_Exercise_
Reproduce the data below, beginning with its first line and continuing through the line that contains "bottom-headers <box>103 637 523 652</box>". Include both of those lines.
^^^^^^^^^^^^^^^^
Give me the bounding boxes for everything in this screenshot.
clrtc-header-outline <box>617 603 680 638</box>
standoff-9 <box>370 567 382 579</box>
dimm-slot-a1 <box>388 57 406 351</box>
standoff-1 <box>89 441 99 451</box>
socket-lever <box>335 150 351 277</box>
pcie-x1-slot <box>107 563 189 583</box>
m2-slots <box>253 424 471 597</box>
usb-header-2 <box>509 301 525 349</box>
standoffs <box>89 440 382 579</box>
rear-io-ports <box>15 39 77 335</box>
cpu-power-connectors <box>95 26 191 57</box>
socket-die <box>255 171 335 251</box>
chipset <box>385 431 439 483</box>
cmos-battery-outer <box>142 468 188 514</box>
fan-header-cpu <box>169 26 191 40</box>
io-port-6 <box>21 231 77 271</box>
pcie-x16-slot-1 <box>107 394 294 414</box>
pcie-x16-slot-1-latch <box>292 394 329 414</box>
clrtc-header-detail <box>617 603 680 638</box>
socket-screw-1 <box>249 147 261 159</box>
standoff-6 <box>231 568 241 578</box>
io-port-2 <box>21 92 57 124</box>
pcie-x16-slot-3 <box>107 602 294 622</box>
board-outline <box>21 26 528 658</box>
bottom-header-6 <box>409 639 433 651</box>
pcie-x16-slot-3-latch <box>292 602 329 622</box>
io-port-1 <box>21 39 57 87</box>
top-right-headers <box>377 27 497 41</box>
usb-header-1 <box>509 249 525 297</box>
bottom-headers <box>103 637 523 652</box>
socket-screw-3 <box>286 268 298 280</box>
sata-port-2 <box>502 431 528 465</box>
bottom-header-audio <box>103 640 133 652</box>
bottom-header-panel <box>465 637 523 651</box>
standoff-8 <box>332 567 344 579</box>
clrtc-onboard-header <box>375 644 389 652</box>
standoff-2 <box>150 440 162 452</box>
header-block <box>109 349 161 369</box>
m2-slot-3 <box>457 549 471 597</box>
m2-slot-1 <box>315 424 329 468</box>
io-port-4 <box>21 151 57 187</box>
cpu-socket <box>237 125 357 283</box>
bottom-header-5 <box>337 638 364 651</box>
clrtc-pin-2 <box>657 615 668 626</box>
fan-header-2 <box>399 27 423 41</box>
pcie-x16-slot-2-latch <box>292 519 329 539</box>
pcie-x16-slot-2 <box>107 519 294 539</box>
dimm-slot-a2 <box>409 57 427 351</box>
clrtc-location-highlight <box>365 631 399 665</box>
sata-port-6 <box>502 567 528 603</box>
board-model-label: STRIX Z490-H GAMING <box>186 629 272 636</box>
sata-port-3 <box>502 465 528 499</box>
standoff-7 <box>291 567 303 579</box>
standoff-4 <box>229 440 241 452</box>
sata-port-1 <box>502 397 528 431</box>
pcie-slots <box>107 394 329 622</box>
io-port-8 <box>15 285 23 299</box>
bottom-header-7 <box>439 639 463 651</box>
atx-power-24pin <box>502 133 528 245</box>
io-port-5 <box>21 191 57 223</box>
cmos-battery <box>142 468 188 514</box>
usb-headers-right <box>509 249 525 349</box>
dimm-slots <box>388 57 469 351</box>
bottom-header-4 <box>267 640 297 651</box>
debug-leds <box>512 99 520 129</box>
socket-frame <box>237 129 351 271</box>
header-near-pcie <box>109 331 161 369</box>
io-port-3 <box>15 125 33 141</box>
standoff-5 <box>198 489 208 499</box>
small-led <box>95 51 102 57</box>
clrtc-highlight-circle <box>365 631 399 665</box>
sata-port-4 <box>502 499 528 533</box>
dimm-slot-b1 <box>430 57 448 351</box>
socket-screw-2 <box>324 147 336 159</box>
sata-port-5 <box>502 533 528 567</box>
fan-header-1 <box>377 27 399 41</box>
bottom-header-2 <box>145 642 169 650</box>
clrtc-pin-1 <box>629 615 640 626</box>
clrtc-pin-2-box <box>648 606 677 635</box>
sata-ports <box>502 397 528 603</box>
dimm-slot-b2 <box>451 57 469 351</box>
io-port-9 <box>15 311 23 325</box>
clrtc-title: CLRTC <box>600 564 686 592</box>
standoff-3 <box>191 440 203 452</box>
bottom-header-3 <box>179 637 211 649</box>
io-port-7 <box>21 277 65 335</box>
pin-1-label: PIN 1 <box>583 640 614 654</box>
^^^^^^^^^^^^^^^^
_Correct result_
Give me the bounding boxes for everything in this screenshot.
clrtc-header-outline <box>617 603 680 638</box>
standoff-9 <box>370 567 382 579</box>
dimm-slot-a1 <box>388 57 406 351</box>
standoff-1 <box>89 441 99 451</box>
socket-lever <box>335 150 351 277</box>
pcie-x1-slot <box>107 563 189 583</box>
m2-slots <box>253 424 471 597</box>
usb-header-2 <box>509 301 525 349</box>
standoffs <box>89 440 382 579</box>
rear-io-ports <box>15 39 77 335</box>
cpu-power-connectors <box>95 26 191 57</box>
socket-die <box>255 171 335 251</box>
chipset <box>385 431 439 483</box>
cmos-battery-outer <box>142 468 188 514</box>
fan-header-cpu <box>169 26 191 40</box>
io-port-6 <box>21 231 77 271</box>
pcie-x16-slot-1 <box>107 394 294 414</box>
pcie-x16-slot-1-latch <box>292 394 329 414</box>
clrtc-header-detail <box>617 603 680 638</box>
socket-screw-1 <box>249 147 261 159</box>
standoff-6 <box>231 568 241 578</box>
io-port-2 <box>21 92 57 124</box>
pcie-x16-slot-3 <box>107 602 294 622</box>
board-outline <box>21 26 528 658</box>
bottom-header-6 <box>409 639 433 651</box>
pcie-x16-slot-3-latch <box>292 602 329 622</box>
io-port-1 <box>21 39 57 87</box>
top-right-headers <box>377 27 497 41</box>
usb-header-1 <box>509 249 525 297</box>
bottom-headers <box>103 637 523 652</box>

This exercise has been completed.